>> begin Record list

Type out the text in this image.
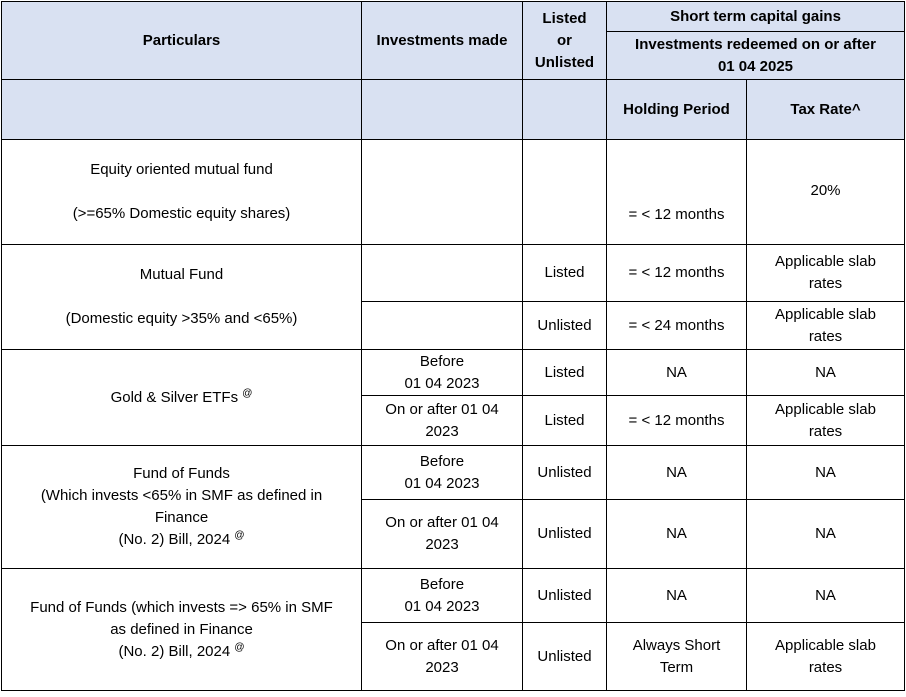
Particulars	Investments made	Listed
or
Unlisted	Short term capital gains	

			Investments redeemed on or after
01 04 2025	

			Holding Period	Tax Rate^

Equity oriented mutual fund
(>=65% Domestic equity shares)			= < 12 months	20%

Mutual Fund
(Domestic equity >35% and <65%)		Listed	= < 12 months	Applicable slab
rates

		Unlisted	= < 24 months	Applicable slab
rates

Gold & Silver ETFs @	Before
01 04 2023	Listed	NA	NA

	On or after 01 04
2023	Listed	= < 12 months	Applicable slab
rates

Fund of Funds
(Which invests <65% in SMF as defined in
Finance
(No. 2) Bill, 2024 @	Before
01 04 2023	Unlisted	NA	NA

	On or after 01 04
2023	Unlisted	NA	NA

Fund of Funds (which invests => 65% in SMF
as defined in Finance
(No. 2) Bill, 2024 @	Before
01 04 2023	Unlisted	NA	NA

	On or after 01 04
2023	Unlisted	Always Short
Term	Applicable slab
rates
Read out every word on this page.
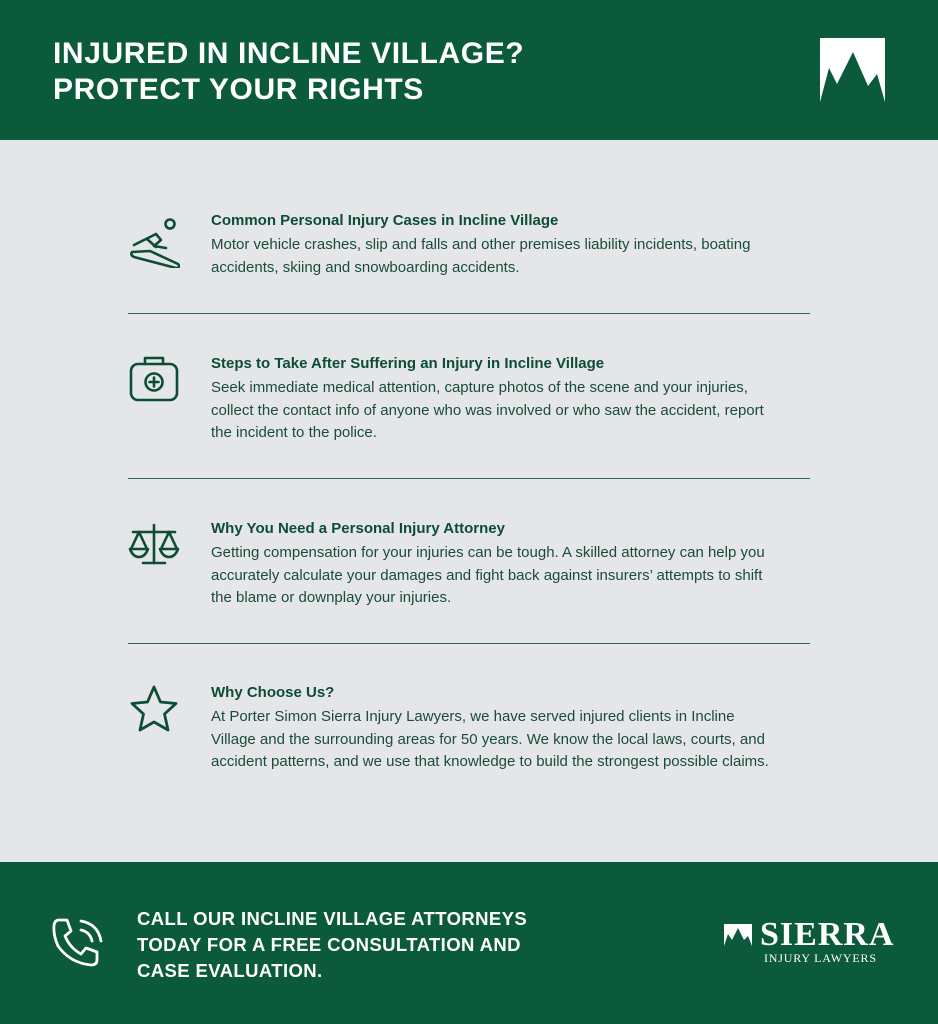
INJURED IN INCLINE VILLAGE?
PROTECT YOUR RIGHTS
Common Personal Injury Cases in Incline Village
Motor vehicle crashes, slip and falls and other premises liability incidents, boating accidents, skiing and snowboarding accidents.
Steps to Take After Suffering an Injury in Incline Village
Seek immediate medical attention, capture photos of the scene and your injuries, collect the contact info of anyone who was involved or who saw the accident, report the incident to the police.
Why You Need a Personal Injury Attorney
Getting compensation for your injuries can be tough. A skilled attorney can help you accurately calculate your damages and fight back against insurers’ attempts to shift the blame or downplay your injuries.
Why Choose Us?
At Porter Simon Sierra Injury Lawyers, we have served injured clients in Incline Village and the surrounding areas for 50 years. We know the local laws, courts, and accident patterns, and we use that knowledge to build the strongest possible claims.
CALL OUR INCLINE VILLAGE ATTORNEYS
TODAY FOR A FREE CONSULTATION AND
CASE EVALUATION.
SIERRA
INJURY LAWYERS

>> end Record list

What you will do: Scan the material for lines with the word "Unlisted", and copy each line you find.

Right answer:
Unlisted	Short term capital gains	
		Unlisted	= < 24 months	Applicable slab
01 04 2023	Unlisted	NA	NA
2023	Unlisted	NA	NA
01 04 2023	Unlisted	NA	NA
2023	Unlisted	Always Short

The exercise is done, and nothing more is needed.